• EXERCISE TASK
Read the records below and copy each line that contains "this".

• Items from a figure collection
· · · · · · ·
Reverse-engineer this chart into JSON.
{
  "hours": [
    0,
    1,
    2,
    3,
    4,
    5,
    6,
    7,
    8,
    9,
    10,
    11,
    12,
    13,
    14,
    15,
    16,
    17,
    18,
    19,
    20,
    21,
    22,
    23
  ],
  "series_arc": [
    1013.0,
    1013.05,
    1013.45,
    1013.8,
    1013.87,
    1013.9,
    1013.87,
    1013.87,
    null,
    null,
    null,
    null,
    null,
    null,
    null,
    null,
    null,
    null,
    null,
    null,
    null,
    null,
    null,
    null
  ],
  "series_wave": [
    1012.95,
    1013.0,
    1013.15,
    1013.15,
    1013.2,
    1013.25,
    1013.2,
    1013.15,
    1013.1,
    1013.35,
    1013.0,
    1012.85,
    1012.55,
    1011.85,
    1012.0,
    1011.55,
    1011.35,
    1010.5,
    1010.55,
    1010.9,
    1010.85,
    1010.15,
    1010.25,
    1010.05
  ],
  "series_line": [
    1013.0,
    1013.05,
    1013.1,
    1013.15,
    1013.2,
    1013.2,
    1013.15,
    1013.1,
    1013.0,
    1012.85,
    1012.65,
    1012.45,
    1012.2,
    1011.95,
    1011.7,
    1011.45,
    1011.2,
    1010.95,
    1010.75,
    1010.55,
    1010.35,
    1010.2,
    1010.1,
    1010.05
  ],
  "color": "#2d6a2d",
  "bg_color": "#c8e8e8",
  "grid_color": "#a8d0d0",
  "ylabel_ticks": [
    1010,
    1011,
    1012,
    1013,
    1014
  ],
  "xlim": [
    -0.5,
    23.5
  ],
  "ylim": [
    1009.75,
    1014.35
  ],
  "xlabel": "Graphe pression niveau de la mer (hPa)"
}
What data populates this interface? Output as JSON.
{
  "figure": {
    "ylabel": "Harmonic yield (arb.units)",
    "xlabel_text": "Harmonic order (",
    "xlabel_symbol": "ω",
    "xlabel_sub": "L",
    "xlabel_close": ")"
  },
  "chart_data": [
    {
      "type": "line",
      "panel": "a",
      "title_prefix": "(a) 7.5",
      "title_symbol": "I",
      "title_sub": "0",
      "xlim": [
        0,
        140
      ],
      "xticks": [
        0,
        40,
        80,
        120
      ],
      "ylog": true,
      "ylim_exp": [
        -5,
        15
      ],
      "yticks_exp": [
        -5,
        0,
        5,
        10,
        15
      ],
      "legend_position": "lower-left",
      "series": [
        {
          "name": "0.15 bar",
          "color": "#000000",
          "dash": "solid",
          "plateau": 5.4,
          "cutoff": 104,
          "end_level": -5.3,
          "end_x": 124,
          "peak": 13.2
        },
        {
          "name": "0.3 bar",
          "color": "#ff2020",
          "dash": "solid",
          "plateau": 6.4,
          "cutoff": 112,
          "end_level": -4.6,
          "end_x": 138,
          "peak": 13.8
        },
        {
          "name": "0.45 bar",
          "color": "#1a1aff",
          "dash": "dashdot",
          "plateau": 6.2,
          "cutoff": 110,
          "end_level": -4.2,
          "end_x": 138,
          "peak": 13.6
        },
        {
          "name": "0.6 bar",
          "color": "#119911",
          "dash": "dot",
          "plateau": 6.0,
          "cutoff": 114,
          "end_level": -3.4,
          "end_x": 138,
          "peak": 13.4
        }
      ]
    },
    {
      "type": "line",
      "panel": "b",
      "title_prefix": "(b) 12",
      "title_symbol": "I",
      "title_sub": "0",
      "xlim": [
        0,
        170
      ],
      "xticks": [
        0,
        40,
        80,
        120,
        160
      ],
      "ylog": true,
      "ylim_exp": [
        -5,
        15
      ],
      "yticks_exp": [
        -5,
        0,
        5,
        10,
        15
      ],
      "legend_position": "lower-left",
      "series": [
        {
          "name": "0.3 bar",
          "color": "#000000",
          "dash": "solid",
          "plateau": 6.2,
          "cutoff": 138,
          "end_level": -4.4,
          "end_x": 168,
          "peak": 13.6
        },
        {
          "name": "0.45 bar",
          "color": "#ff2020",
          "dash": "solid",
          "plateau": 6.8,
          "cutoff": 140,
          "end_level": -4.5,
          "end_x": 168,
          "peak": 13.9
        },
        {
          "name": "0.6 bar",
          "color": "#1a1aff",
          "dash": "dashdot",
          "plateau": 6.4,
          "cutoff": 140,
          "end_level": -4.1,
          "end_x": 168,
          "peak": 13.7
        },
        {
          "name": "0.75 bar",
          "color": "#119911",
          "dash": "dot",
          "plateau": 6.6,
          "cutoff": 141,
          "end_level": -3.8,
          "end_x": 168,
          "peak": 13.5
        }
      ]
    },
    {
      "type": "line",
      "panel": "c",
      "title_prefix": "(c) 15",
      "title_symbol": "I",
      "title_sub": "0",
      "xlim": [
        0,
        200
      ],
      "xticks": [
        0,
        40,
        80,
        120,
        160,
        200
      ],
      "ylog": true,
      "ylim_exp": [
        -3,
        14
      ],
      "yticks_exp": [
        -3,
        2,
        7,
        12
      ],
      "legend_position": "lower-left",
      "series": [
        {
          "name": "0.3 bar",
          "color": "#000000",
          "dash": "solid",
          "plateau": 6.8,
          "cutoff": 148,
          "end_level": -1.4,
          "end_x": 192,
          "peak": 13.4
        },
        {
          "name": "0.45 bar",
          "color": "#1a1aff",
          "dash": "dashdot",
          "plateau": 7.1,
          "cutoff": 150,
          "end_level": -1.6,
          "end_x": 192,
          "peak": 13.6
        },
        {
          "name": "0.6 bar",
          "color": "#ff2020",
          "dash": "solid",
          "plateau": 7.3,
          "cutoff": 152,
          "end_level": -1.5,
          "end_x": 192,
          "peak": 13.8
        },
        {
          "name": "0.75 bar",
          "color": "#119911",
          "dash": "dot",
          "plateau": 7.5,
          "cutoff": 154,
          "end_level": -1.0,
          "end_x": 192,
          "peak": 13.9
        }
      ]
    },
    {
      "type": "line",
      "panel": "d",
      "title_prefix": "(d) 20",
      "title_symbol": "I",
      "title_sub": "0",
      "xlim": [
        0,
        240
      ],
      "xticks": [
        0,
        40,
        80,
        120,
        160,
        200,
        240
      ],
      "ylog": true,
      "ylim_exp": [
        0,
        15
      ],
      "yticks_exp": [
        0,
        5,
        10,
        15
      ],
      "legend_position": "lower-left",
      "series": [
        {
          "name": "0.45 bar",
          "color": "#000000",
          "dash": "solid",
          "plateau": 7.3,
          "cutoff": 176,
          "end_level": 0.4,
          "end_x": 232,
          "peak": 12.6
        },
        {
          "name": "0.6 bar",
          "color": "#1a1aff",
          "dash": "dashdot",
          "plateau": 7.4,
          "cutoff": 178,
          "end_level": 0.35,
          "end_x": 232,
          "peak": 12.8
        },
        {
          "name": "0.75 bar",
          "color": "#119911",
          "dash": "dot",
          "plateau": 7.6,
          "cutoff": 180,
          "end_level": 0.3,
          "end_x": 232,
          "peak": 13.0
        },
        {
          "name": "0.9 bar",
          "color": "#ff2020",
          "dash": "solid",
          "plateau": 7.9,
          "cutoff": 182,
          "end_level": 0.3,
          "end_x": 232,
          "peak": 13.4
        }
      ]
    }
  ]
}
· · · · · · ·
• SOLUTION TO THE PROBLEM
Reverse-engineer this chart into JSON.
What data populates this interface? Output as JSON.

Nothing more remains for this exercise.